Problem to work on —
Reproduce the records word for word, starting at their first line and ending with the line containing "x-tick-label: Oct [1459, 1202, 1539, 1260]", both ends included.

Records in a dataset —
***

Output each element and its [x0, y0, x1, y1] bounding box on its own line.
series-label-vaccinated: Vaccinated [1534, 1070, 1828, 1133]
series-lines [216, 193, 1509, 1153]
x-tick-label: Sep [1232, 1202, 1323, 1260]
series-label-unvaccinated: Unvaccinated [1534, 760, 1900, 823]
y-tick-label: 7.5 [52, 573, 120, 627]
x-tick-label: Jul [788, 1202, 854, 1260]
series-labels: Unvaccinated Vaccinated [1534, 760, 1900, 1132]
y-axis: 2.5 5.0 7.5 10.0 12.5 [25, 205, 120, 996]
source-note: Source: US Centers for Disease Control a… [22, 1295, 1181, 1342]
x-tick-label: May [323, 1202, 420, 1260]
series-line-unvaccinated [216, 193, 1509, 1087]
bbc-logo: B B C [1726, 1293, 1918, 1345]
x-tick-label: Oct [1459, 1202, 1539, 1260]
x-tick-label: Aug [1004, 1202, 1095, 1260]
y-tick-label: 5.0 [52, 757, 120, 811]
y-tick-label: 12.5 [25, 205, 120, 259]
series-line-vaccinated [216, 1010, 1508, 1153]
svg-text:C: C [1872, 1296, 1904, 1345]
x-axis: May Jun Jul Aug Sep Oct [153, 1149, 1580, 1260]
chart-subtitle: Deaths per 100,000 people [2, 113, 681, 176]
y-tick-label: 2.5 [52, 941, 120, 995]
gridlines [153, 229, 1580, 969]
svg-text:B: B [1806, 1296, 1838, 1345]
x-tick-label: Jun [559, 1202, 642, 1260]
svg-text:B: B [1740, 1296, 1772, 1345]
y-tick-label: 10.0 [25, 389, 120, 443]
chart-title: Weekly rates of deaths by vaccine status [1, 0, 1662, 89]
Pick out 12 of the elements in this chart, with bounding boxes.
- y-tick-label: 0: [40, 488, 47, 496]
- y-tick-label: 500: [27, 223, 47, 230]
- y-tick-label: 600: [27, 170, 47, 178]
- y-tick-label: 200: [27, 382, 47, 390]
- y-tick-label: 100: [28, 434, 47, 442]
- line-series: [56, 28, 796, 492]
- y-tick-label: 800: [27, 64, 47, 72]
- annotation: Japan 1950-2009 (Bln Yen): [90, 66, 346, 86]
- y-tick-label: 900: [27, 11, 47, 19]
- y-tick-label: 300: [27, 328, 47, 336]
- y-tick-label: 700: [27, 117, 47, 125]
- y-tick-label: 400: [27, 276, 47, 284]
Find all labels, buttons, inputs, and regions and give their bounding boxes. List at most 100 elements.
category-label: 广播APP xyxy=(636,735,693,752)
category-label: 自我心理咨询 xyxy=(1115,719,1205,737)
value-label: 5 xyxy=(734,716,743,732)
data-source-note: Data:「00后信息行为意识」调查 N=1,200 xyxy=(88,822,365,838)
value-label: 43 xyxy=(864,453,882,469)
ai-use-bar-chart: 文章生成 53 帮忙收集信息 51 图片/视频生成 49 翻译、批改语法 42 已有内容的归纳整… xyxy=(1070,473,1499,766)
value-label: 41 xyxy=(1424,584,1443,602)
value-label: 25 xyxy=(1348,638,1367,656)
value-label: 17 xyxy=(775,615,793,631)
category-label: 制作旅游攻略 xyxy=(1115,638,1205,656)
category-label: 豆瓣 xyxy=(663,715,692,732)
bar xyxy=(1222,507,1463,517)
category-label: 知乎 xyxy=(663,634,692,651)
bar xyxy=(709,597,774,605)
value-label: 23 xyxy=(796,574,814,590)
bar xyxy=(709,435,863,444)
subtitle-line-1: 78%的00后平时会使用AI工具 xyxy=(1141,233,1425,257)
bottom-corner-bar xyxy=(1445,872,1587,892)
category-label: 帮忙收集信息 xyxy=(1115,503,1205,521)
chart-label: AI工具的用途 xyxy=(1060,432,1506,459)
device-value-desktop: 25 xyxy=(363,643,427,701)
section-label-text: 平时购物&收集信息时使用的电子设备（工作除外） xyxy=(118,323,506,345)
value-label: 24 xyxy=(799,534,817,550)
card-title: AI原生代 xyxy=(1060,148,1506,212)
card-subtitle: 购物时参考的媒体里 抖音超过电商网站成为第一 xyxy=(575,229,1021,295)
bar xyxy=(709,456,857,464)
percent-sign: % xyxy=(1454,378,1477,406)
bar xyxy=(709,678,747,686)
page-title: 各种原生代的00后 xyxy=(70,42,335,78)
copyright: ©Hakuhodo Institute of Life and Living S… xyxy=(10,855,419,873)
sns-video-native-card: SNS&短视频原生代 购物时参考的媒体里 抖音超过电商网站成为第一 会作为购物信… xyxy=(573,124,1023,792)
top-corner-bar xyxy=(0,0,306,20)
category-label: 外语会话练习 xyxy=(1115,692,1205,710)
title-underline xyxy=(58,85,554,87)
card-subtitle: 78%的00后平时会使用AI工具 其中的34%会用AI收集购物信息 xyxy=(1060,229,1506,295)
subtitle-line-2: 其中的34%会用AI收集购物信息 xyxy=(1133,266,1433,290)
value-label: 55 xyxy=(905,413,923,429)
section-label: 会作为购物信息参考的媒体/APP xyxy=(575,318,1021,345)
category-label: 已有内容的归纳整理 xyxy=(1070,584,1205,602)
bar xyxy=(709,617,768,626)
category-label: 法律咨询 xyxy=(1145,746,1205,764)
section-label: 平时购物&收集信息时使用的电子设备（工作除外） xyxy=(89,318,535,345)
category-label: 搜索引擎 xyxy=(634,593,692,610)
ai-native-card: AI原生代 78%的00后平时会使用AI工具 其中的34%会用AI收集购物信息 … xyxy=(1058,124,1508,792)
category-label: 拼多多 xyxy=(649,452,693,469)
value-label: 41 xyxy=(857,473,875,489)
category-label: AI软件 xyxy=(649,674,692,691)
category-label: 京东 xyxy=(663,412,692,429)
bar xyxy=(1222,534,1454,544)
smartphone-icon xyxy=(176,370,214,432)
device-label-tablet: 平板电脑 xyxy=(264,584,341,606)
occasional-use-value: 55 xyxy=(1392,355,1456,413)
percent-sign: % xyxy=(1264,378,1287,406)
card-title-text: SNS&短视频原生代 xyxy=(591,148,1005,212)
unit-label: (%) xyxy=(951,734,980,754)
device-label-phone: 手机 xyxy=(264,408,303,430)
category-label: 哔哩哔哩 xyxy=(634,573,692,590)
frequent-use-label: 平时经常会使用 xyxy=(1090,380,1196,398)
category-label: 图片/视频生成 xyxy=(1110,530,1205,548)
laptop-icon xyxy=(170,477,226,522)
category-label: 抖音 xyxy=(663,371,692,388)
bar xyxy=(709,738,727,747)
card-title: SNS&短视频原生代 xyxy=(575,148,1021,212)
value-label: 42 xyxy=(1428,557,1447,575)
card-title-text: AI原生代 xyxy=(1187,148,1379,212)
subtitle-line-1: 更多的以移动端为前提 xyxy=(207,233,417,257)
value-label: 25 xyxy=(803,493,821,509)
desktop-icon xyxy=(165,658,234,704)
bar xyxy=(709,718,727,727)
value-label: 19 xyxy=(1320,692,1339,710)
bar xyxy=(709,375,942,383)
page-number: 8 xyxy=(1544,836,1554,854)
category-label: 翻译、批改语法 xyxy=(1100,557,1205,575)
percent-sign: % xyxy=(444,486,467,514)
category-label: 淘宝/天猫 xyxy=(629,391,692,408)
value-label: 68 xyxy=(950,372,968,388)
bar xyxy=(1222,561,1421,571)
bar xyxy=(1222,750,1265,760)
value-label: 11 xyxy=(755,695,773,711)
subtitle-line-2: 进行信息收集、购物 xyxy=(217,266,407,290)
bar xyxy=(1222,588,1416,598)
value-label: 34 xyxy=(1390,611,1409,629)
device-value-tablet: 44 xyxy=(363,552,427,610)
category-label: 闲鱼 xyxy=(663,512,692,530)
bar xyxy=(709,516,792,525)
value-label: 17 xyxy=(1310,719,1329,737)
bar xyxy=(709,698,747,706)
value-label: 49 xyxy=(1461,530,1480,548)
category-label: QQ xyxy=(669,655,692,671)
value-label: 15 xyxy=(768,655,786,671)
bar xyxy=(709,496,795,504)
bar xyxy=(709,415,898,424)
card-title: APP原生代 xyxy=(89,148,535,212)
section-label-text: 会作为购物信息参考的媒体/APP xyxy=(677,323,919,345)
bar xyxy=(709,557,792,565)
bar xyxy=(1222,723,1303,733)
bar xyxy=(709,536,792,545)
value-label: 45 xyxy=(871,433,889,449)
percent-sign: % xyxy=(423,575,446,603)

***

Result of this exercise —
Output each element and its [x0, y0, x1, y1] bounding box on its own line.
series-label-vaccinated: Vaccinated [1534, 1070, 1828, 1133]
series-lines [216, 193, 1509, 1153]
x-tick-label: Sep [1232, 1202, 1323, 1260]
series-label-unvaccinated: Unvaccinated [1534, 760, 1900, 823]
y-tick-label: 7.5 [52, 573, 120, 627]
x-tick-label: Jul [788, 1202, 854, 1260]
series-labels: Unvaccinated Vaccinated [1534, 760, 1900, 1132]
y-axis: 2.5 5.0 7.5 10.0 12.5 [25, 205, 120, 996]
source-note: Source: US Centers for Disease Control a… [22, 1295, 1181, 1342]
x-tick-label: May [323, 1202, 420, 1260]
series-line-unvaccinated [216, 193, 1509, 1087]
bbc-logo: B B C [1726, 1293, 1918, 1345]
x-tick-label: Oct [1459, 1202, 1539, 1260]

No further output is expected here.